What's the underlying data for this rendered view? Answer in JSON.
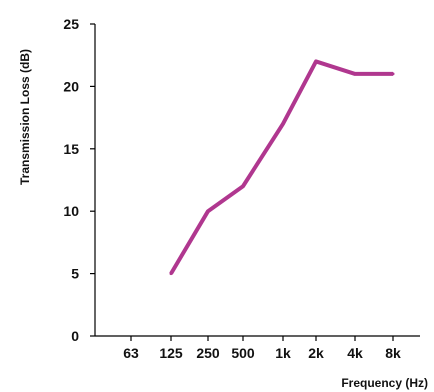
{
  "chart_data": {
    "type": "line",
    "title": "",
    "xlabel": "Frequency (Hz)",
    "ylabel": "Transmission Loss (dB)",
    "categories": [
      "63",
      "125",
      "250",
      "500",
      "1k",
      "2k",
      "4k",
      "8k"
    ],
    "ylim": [
      0,
      25
    ],
    "yticks": [
      "0",
      "5",
      "10",
      "15",
      "20",
      "25"
    ],
    "grid": false,
    "series": [
      {
        "color": "#b0378f",
        "values": [
          null,
          5,
          10,
          12,
          17,
          22,
          21,
          21
        ]
      }
    ]
  }
}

What you should do - Your copy of the data above should match it exactly, except that pictures are left out.

Exercise answer -
What's the underlying data for this rendered view? Answer in JSON.
{
  "chart_data": {
    "type": "line",
    "title": "",
    "xlabel": "Frequency (Hz)",
    "ylabel": "Transmission Loss (dB)",
    "categories": [
      "63",
      "125",
      "250",
      "500",
      "1k",
      "2k",
      "4k",
      "8k"
    ],
    "ylim": [
      0,
      25
    ],
    "yticks": [
      "0",
      "5",
      "10",
      "15",
      "20",
      "25"
    ],
    "grid": false,
    "series": [
      {
        "color": "#b0378f",
        "values": [
          null,
          5,
          10,
          12,
          17,
          22,
          21,
          21
        ]
      }
    ]
  }
}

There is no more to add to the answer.